#### WORK TO BE COMPLETED
Copy all the material that follows, keeping every character the same.

————

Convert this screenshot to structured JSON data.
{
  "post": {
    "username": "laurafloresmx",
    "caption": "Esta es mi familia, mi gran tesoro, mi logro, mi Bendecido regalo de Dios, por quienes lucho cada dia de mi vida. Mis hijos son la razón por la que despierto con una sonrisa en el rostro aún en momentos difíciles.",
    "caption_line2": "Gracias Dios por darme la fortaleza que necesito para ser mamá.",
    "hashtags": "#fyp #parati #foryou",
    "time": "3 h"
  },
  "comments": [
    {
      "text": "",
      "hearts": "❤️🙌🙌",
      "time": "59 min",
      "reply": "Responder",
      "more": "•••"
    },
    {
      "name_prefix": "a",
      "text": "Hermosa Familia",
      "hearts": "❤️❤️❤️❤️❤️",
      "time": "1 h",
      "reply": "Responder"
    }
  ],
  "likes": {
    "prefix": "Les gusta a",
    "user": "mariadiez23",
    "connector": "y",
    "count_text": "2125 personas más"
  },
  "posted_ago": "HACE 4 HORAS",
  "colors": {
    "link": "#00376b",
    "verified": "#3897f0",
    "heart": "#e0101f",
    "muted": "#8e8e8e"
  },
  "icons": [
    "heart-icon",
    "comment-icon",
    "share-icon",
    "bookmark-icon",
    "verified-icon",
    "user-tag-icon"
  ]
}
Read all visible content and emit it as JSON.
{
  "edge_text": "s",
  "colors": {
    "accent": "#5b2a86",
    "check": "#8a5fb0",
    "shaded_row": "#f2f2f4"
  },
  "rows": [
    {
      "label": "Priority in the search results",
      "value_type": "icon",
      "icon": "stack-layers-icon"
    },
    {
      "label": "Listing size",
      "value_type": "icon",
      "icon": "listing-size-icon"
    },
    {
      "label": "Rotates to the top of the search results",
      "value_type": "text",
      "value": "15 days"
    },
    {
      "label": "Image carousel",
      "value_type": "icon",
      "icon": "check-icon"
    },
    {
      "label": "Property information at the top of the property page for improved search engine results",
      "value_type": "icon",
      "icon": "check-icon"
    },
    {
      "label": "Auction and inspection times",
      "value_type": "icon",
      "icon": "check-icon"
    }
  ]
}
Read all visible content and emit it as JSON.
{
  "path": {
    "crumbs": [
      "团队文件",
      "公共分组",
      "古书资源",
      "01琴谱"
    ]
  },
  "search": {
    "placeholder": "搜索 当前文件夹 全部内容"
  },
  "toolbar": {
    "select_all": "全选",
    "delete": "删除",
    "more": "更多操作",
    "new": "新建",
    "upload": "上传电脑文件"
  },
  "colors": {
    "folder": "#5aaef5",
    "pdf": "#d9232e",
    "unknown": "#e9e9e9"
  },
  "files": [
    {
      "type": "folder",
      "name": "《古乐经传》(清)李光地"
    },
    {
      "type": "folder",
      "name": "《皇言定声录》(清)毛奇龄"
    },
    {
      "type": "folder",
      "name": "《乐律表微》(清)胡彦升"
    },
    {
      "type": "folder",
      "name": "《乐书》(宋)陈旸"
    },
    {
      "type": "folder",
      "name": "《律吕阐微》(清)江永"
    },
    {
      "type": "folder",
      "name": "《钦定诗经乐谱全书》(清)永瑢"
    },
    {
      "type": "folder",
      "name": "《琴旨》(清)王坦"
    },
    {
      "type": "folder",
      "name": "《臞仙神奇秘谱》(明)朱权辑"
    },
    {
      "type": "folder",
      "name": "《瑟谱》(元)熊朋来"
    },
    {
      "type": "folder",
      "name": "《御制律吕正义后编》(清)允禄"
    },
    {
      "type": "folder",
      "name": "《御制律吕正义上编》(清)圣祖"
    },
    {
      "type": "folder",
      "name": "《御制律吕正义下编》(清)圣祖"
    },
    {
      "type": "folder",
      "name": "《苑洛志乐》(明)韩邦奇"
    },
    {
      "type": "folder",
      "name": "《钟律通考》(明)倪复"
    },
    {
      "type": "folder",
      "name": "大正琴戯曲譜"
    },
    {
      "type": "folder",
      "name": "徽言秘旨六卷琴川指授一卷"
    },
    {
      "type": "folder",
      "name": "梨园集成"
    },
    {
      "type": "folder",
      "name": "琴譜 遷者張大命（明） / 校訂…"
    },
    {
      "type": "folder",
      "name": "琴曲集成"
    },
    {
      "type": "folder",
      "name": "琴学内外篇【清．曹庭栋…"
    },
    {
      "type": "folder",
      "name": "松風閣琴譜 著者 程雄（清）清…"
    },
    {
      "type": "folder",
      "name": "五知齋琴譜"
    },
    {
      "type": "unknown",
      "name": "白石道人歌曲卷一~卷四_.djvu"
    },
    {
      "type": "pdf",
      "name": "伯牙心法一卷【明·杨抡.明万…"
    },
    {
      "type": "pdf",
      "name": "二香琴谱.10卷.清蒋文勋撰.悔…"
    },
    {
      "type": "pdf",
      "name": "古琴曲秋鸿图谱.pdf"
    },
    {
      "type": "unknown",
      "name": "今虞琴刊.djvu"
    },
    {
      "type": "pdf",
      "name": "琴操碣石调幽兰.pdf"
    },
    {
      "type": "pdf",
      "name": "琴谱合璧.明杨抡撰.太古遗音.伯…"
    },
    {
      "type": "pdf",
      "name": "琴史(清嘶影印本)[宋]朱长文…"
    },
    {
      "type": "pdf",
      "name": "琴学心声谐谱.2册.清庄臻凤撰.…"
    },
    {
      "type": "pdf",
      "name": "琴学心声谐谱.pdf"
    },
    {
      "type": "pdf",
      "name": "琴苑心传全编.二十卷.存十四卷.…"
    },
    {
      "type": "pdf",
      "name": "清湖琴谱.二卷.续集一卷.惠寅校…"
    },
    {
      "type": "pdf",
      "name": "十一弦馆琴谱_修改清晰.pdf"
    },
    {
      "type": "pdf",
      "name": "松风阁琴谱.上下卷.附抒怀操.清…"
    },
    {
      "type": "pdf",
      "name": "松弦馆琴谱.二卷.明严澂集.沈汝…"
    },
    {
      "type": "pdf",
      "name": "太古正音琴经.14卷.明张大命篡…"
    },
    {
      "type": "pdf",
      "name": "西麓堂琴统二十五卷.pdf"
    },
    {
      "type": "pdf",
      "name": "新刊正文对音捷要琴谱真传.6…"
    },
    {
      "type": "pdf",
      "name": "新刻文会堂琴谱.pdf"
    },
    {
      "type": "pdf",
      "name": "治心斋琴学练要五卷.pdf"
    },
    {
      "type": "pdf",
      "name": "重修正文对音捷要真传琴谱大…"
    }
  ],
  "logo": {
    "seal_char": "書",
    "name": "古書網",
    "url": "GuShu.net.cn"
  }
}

————

#### THE COMPLETED TASK
Convert this screenshot to structured JSON data.
{
  "post": {
    "username": "laurafloresmx",
    "caption": "Esta es mi familia, mi gran tesoro, mi logro, mi Bendecido regalo de Dios, por quienes lucho cada dia de mi vida. Mis hijos son la razón por la que despierto con una sonrisa en el rostro aún en momentos difíciles.",
    "caption_line2": "Gracias Dios por darme la fortaleza que necesito para ser mamá.",
    "hashtags": "#fyp #parati #foryou",
    "time": "3 h"
  },
  "comments": [
    {
      "text": "",
      "hearts": "❤️🙌🙌",
      "time": "59 min",
      "reply": "Responder",
      "more": "•••"
    },
    {
      "name_prefix": "a",
      "text": "Hermosa Familia",
      "hearts": "❤️❤️❤️❤️❤️",
      "time": "1 h",
      "reply": "Responder"
    }
  ],
  "likes": {
    "prefix": "Les gusta a",
    "user": "mariadiez23",
    "connector": "y",
    "count_text": "2125 personas más"
  },
  "posted_ago": "HACE 4 HORAS",
  "colors": {
    "link": "#00376b",
    "verified": "#3897f0",
    "heart": "#e0101f",
    "muted": "#8e8e8e"
  },
  "icons": [
    "heart-icon",
    "comment-icon",
    "share-icon",
    "bookmark-icon",
    "verified-icon",
    "user-tag-icon"
  ]
}
Read all visible content and emit it as JSON.
{
  "edge_text": "s",
  "colors": {
    "accent": "#5b2a86",
    "check": "#8a5fb0",
    "shaded_row": "#f2f2f4"
  },
  "rows": [
    {
      "label": "Priority in the search results",
      "value_type": "icon",
      "icon": "stack-layers-icon"
    },
    {
      "label": "Listing size",
      "value_type": "icon",
      "icon": "listing-size-icon"
    },
    {
      "label": "Rotates to the top of the search results",
      "value_type": "text",
      "value": "15 days"
    },
    {
      "label": "Image carousel",
      "value_type": "icon",
      "icon": "check-icon"
    },
    {
      "label": "Property information at the top of the property page for improved search engine results",
      "value_type": "icon",
      "icon": "check-icon"
    },
    {
      "label": "Auction and inspection times",
      "value_type": "icon",
      "icon": "check-icon"
    }
  ]
}
Read all visible content and emit it as JSON.
{
  "path": {
    "crumbs": [
      "团队文件",
      "公共分组",
      "古书资源",
      "01琴谱"
    ]
  },
  "search": {
    "placeholder": "搜索 当前文件夹 全部内容"
  },
  "toolbar": {
    "select_all": "全选",
    "delete": "删除",
    "more": "更多操作",
    "new": "新建",
    "upload": "上传电脑文件"
  },
  "colors": {
    "folder": "#5aaef5",
    "pdf": "#d9232e",
    "unknown": "#e9e9e9"
  },
  "files": [
    {
      "type": "folder",
      "name": "《古乐经传》(清)李光地"
    },
    {
      "type": "folder",
      "name": "《皇言定声录》(清)毛奇龄"
    },
    {
      "type": "folder",
      "name": "《乐律表微》(清)胡彦升"
    },
    {
      "type": "folder",
      "name": "《乐书》(宋)陈旸"
    },
    {
      "type": "folder",
      "name": "《律吕阐微》(清)江永"
    },
    {
      "type": "folder",
      "name": "《钦定诗经乐谱全书》(清)永瑢"
    },
    {
      "type": "folder",
      "name": "《琴旨》(清)王坦"
    },
    {
      "type": "folder",
      "name": "《臞仙神奇秘谱》(明)朱权辑"
    },
    {
      "type": "folder",
      "name": "《瑟谱》(元)熊朋来"
    },
    {
      "type": "folder",
      "name": "《御制律吕正义后编》(清)允禄"
    },
    {
      "type": "folder",
      "name": "《御制律吕正义上编》(清)圣祖"
    },
    {
      "type": "folder",
      "name": "《御制律吕正义下编》(清)圣祖"
    },
    {
      "type": "folder",
      "name": "《苑洛志乐》(明)韩邦奇"
    },
    {
      "type": "folder",
      "name": "《钟律通考》(明)倪复"
    },
    {
      "type": "folder",
      "name": "大正琴戯曲譜"
    },
    {
      "type": "folder",
      "name": "徽言秘旨六卷琴川指授一卷"
    },
    {
      "type": "folder",
      "name": "梨园集成"
    },
    {
      "type": "folder",
      "name": "琴譜 遷者張大命（明） / 校訂…"
    },
    {
      "type": "folder",
      "name": "琴曲集成"
    },
    {
      "type": "folder",
      "name": "琴学内外篇【清．曹庭栋…"
    },
    {
      "type": "folder",
      "name": "松風閣琴譜 著者 程雄（清）清…"
    },
    {
      "type": "folder",
      "name": "五知齋琴譜"
    },
    {
      "type": "unknown",
      "name": "白石道人歌曲卷一~卷四_.djvu"
    },
    {
      "type": "pdf",
      "name": "伯牙心法一卷【明·杨抡.明万…"
    },
    {
      "type": "pdf",
      "name": "二香琴谱.10卷.清蒋文勋撰.悔…"
    },
    {
      "type": "pdf",
      "name": "古琴曲秋鸿图谱.pdf"
    },
    {
      "type": "unknown",
      "name": "今虞琴刊.djvu"
    },
    {
      "type": "pdf",
      "name": "琴操碣石调幽兰.pdf"
    },
    {
      "type": "pdf",
      "name": "琴谱合璧.明杨抡撰.太古遗音.伯…"
    },
    {
      "type": "pdf",
      "name": "琴史(清嘶影印本)[宋]朱长文…"
    },
    {
      "type": "pdf",
      "name": "琴学心声谐谱.2册.清庄臻凤撰.…"
    },
    {
      "type": "pdf",
      "name": "琴学心声谐谱.pdf"
    },
    {
      "type": "pdf",
      "name": "琴苑心传全编.二十卷.存十四卷.…"
    },
    {
      "type": "pdf",
      "name": "清湖琴谱.二卷.续集一卷.惠寅校…"
    },
    {
      "type": "pdf",
      "name": "十一弦馆琴谱_修改清晰.pdf"
    },
    {
      "type": "pdf",
      "name": "松风阁琴谱.上下卷.附抒怀操.清…"
    },
    {
      "type": "pdf",
      "name": "松弦馆琴谱.二卷.明严澂集.沈汝…"
    },
    {
      "type": "pdf",
      "name": "太古正音琴经.14卷.明张大命篡…"
    },
    {
      "type": "pdf",
      "name": "西麓堂琴统二十五卷.pdf"
    },
    {
      "type": "pdf",
      "name": "新刊正文对音捷要琴谱真传.6…"
    },
    {
      "type": "pdf",
      "name": "新刻文会堂琴谱.pdf"
    },
    {
      "type": "pdf",
      "name": "治心斋琴学练要五卷.pdf"
    },
    {
      "type": "pdf",
      "name": "重修正文对音捷要真传琴谱大…"
    }
  ],
  "logo": {
    "seal_char": "書",
    "name": "古書網",
    "url": "GuShu.net.cn"
  }
}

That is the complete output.